• DIRECTIONS FOR THIS TASK
Tell how many lines in these records contain the string "death", with only the number as the reply.
-- start of RECORDS PROVIDED --
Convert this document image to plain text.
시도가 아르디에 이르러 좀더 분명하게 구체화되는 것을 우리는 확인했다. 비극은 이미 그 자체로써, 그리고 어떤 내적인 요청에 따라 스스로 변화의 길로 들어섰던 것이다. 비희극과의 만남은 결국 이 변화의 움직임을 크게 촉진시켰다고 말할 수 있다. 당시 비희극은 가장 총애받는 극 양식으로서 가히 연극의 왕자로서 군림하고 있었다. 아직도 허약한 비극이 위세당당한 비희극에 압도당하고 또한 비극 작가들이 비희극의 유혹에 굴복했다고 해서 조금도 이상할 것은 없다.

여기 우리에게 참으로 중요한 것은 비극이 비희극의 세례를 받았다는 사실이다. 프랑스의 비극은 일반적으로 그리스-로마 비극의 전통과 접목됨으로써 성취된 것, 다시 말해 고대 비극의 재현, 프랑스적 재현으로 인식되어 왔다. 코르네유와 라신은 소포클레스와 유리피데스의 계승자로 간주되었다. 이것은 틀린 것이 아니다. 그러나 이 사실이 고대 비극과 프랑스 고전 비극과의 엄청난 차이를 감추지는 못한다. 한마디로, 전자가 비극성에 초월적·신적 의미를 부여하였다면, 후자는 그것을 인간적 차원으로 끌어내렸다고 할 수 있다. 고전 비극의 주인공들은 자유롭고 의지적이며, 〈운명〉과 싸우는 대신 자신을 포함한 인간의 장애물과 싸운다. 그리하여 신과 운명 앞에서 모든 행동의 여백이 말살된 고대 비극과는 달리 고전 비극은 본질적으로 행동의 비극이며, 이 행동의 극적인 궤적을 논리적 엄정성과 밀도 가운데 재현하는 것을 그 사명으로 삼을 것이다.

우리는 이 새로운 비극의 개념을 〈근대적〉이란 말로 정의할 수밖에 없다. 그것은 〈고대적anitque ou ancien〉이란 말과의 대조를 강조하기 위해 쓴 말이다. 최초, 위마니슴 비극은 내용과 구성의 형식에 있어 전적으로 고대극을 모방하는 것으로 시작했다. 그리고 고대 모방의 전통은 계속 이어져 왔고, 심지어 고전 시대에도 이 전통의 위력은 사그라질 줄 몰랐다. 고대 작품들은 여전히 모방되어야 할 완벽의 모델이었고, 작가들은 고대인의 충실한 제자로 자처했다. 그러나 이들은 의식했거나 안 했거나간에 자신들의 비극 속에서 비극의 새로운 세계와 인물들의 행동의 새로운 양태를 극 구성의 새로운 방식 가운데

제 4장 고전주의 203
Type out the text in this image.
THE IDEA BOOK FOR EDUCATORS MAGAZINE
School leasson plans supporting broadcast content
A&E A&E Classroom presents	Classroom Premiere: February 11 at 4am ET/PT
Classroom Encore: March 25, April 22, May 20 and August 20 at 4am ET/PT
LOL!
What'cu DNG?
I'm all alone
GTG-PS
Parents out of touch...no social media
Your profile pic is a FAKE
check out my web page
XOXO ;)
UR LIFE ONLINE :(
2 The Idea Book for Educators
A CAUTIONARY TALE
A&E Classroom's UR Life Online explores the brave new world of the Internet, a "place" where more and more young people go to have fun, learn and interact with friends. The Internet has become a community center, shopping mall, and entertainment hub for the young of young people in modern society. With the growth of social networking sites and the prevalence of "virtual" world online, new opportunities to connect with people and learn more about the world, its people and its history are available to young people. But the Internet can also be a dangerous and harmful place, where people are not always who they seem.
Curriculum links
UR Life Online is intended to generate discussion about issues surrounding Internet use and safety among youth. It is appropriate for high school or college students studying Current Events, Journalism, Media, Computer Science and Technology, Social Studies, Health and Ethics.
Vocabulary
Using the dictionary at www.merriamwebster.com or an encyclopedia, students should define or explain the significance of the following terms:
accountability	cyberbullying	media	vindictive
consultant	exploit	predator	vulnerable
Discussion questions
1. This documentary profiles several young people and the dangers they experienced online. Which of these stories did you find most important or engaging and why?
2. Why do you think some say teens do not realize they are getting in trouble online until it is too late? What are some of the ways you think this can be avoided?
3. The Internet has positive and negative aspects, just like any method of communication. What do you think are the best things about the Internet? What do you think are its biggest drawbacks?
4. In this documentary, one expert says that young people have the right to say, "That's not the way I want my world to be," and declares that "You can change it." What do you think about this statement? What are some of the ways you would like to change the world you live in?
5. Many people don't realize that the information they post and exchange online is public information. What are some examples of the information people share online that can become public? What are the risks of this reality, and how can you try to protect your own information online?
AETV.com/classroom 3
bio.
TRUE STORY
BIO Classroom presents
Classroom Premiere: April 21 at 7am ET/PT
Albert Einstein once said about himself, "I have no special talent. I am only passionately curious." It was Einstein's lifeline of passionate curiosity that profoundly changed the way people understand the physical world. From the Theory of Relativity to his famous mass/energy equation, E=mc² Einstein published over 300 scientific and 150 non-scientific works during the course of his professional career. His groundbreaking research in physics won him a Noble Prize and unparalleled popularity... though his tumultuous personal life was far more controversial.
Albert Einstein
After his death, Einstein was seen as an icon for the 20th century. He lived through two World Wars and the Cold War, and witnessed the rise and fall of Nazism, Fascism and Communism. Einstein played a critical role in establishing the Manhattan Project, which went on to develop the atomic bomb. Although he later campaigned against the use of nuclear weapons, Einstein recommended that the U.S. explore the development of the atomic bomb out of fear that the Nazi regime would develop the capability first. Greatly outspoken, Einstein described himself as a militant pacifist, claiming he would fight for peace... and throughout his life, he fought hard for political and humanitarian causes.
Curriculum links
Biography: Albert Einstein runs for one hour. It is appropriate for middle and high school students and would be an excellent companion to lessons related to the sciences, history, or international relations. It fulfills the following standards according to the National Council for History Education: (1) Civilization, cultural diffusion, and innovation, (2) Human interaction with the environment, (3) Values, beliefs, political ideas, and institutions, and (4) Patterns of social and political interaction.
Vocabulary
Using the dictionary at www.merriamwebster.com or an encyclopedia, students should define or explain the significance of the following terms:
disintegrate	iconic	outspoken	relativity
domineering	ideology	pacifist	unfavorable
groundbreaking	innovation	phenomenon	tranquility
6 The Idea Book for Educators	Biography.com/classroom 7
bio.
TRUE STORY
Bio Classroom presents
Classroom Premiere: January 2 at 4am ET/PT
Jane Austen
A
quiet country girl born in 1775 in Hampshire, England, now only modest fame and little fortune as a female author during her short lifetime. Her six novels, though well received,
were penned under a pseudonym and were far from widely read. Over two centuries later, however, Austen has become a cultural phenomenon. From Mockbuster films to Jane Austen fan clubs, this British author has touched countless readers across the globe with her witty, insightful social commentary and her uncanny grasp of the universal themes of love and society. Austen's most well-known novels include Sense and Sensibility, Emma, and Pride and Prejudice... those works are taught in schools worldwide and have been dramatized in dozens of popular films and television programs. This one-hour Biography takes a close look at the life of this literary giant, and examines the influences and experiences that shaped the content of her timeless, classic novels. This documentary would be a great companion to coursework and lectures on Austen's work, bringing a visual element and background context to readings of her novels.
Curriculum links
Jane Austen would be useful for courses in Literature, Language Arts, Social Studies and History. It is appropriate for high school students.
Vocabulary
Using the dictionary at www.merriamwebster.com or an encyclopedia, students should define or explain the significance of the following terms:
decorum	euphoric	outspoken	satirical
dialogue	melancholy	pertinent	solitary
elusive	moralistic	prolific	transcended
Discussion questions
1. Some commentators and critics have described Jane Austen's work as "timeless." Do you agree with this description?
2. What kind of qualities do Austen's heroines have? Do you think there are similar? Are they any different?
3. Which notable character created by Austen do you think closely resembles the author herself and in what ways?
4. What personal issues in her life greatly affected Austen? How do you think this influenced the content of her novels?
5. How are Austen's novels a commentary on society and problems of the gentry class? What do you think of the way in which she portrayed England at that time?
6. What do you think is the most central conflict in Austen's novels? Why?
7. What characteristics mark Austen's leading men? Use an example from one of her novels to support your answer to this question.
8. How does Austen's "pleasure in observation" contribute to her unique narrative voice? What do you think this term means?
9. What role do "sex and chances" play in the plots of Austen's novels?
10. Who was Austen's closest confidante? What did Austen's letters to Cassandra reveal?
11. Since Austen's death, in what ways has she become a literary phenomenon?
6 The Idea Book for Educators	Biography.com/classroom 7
-- end of RECORDS PROVIDED --
• EXERCISE RESPONSE
2